Records excerpted from a collection:
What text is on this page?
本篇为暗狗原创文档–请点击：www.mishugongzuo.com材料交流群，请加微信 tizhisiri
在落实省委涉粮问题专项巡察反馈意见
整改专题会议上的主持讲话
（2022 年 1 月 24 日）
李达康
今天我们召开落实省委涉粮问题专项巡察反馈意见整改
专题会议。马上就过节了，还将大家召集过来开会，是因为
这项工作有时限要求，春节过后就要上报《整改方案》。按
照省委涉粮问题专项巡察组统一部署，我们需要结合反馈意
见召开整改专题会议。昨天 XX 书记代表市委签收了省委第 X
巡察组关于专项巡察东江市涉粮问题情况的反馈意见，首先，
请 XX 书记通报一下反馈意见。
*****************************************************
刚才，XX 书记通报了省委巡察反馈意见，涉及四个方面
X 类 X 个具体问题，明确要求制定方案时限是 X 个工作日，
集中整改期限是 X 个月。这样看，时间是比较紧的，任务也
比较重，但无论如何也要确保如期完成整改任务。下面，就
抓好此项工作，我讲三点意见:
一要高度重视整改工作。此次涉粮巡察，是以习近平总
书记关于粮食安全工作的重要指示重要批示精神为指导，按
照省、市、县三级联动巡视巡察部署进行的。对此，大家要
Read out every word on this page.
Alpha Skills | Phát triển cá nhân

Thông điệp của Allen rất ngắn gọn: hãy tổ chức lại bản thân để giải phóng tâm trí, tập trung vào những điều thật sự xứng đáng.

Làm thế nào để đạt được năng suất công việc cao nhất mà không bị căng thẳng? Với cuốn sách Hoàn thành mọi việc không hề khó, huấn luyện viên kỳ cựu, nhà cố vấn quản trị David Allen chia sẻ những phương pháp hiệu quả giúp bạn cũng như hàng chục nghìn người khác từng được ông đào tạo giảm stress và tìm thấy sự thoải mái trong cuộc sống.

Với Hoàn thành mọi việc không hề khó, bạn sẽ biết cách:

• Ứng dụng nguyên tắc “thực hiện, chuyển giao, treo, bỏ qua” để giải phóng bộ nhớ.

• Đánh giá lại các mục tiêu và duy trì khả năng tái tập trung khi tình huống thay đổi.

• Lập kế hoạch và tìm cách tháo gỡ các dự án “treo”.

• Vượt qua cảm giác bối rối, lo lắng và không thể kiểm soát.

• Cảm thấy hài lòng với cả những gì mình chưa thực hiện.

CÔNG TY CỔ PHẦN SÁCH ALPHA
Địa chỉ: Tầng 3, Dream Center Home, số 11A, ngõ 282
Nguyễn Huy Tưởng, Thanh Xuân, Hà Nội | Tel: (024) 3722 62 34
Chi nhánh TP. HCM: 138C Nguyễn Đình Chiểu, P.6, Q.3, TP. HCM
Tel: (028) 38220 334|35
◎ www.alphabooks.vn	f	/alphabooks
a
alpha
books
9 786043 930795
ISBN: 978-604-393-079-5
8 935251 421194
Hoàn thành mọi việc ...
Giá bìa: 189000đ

- _Task brief_:
Reproduce the listing above exactly from the line containing "Read out every word on this page." through its last line, with both of those lines included.

- _Task result_:
Read out every word on this page.
Alpha Skills | Phát triển cá nhân

Thông điệp của Allen rất ngắn gọn: hãy tổ chức lại bản thân để giải phóng tâm trí, tập trung vào những điều thật sự xứng đáng.

Làm thế nào để đạt được năng suất công việc cao nhất mà không bị căng thẳng? Với cuốn sách Hoàn thành mọi việc không hề khó, huấn luyện viên kỳ cựu, nhà cố vấn quản trị David Allen chia sẻ những phương pháp hiệu quả giúp bạn cũng như hàng chục nghìn người khác từng được ông đào tạo giảm stress và tìm thấy sự thoải mái trong cuộc sống.

Với Hoàn thành mọi việc không hề khó, bạn sẽ biết cách:

• Ứng dụng nguyên tắc “thực hiện, chuyển giao, treo, bỏ qua” để giải phóng bộ nhớ.

• Đánh giá lại các mục tiêu và duy trì khả năng tái tập trung khi tình huống thay đổi.

• Lập kế hoạch và tìm cách tháo gỡ các dự án “treo”.

• Vượt qua cảm giác bối rối, lo lắng và không thể kiểm soát.

• Cảm thấy hài lòng với cả những gì mình chưa thực hiện.

CÔNG TY CỔ PHẦN SÁCH ALPHA
Địa chỉ: Tầng 3, Dream Center Home, số 11A, ngõ 282
Nguyễn Huy Tưởng, Thanh Xuân, Hà Nội | Tel: (024) 3722 62 34
Chi nhánh TP. HCM: 138C Nguyễn Đình Chiểu, P.6, Q.3, TP. HCM
Tel: (028) 38220 334|35
◎ www.alphabooks.vn	f	/alphabooks
a
alpha
books
9 786043 930795
ISBN: 978-604-393-079-5
8 935251 421194
Hoàn thành mọi việc ...
Giá bìa: 189000đ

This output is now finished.